Your task is to locate every line holding the string "time" and to copy each of them.

┌─ RAW DATA

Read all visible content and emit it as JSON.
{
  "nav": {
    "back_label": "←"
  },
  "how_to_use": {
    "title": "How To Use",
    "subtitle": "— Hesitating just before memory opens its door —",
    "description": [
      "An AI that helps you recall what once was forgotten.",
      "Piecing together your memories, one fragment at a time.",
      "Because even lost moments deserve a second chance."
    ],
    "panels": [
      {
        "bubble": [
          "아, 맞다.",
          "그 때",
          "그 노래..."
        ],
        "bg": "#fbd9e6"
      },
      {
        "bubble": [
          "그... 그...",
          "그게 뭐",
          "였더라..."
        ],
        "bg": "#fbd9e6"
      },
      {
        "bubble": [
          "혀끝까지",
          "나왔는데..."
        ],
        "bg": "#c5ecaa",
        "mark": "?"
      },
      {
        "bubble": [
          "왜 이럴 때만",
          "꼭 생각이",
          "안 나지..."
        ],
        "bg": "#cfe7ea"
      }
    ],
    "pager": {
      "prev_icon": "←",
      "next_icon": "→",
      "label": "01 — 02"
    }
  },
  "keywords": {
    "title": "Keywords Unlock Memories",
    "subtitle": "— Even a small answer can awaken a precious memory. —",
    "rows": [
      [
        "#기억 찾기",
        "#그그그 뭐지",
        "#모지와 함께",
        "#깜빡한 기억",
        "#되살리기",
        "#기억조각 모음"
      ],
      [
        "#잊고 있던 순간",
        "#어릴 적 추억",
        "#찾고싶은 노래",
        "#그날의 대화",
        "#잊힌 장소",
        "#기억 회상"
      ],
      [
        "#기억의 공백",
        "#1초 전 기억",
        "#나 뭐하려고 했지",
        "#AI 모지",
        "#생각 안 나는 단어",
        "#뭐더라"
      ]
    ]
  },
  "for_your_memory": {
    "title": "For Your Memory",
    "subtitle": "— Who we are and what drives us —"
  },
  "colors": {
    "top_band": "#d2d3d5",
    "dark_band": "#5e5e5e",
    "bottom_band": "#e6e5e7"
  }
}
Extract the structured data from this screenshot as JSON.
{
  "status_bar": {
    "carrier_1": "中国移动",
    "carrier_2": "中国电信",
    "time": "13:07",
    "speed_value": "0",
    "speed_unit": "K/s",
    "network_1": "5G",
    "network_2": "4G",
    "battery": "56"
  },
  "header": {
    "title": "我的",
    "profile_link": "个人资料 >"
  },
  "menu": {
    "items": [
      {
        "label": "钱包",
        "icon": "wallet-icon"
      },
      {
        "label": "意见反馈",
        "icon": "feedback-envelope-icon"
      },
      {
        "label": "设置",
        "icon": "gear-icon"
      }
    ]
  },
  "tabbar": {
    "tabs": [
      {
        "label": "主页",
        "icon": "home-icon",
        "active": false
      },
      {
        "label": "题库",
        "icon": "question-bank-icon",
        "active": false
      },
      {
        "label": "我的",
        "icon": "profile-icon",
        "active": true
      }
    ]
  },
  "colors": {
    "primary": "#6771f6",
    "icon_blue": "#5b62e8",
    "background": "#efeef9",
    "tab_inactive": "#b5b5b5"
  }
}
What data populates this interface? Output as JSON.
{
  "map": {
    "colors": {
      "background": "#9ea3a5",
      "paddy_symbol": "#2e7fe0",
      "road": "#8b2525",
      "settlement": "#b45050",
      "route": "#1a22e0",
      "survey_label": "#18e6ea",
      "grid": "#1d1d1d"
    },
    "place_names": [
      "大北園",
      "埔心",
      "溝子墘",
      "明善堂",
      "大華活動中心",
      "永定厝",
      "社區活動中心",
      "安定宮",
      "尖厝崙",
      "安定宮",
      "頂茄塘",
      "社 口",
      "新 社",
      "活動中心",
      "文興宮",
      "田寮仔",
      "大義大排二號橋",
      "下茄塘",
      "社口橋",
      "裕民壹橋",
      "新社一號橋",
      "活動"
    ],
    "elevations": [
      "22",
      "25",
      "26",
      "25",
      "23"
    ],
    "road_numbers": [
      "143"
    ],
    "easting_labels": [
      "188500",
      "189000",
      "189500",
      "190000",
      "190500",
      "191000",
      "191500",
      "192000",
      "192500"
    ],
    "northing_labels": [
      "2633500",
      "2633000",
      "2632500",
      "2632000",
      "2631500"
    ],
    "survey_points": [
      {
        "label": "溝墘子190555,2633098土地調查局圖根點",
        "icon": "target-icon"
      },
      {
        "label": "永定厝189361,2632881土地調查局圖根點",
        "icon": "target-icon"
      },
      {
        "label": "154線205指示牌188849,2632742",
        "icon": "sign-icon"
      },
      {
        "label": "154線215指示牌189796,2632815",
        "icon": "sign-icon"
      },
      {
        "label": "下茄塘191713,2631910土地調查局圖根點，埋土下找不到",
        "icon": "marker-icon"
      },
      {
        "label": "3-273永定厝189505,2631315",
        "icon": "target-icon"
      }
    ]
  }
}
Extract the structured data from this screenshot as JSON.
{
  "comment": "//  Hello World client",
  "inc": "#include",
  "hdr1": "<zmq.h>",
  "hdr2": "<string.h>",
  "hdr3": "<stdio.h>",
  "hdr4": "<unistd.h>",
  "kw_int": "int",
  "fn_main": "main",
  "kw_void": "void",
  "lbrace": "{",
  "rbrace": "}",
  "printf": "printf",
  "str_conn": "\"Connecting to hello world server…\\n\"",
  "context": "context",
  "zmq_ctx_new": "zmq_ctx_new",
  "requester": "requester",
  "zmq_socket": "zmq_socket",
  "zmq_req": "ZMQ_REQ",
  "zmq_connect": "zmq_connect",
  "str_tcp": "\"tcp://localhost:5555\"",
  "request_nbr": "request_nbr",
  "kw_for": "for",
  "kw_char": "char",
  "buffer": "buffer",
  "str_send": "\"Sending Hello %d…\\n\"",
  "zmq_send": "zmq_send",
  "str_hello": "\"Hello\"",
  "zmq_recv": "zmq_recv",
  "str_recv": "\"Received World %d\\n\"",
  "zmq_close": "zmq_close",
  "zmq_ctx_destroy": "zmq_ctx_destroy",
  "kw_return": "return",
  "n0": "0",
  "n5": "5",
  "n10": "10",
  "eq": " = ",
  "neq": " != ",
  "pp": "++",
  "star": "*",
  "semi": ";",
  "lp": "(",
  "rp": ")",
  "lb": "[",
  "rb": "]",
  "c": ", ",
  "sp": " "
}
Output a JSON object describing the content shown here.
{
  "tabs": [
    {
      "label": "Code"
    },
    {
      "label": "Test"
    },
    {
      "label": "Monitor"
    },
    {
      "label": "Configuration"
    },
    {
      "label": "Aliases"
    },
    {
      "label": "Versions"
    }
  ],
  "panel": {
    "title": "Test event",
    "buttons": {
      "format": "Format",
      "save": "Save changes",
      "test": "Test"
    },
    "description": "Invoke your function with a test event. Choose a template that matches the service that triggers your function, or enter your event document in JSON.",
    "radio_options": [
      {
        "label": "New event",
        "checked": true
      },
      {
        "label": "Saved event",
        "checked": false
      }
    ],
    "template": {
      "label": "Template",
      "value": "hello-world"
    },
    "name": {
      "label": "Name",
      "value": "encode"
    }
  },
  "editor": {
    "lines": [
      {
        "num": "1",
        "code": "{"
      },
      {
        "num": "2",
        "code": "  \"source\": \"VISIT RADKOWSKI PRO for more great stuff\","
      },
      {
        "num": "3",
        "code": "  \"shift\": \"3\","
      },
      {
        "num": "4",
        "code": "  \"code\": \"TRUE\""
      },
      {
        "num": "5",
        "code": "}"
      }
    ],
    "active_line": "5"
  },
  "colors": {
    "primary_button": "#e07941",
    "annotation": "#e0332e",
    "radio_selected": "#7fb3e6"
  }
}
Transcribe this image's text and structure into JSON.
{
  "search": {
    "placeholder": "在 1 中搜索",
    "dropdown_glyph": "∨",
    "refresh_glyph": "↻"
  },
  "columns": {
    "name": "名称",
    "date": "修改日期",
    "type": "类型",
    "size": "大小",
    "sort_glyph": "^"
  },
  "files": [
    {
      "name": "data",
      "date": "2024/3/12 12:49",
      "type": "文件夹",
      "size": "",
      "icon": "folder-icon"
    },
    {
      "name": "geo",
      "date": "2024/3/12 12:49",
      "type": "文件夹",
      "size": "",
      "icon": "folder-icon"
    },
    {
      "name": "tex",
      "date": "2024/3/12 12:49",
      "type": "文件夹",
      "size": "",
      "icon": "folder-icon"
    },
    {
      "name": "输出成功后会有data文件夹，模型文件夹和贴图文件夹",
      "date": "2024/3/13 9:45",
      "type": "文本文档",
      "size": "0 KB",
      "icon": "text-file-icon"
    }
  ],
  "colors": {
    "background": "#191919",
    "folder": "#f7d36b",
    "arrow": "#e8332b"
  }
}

└─

* [SOLUTION FOR THIS TASK]
      "Piecing together your memories, one fragment at a time.",
    "time": "13:07",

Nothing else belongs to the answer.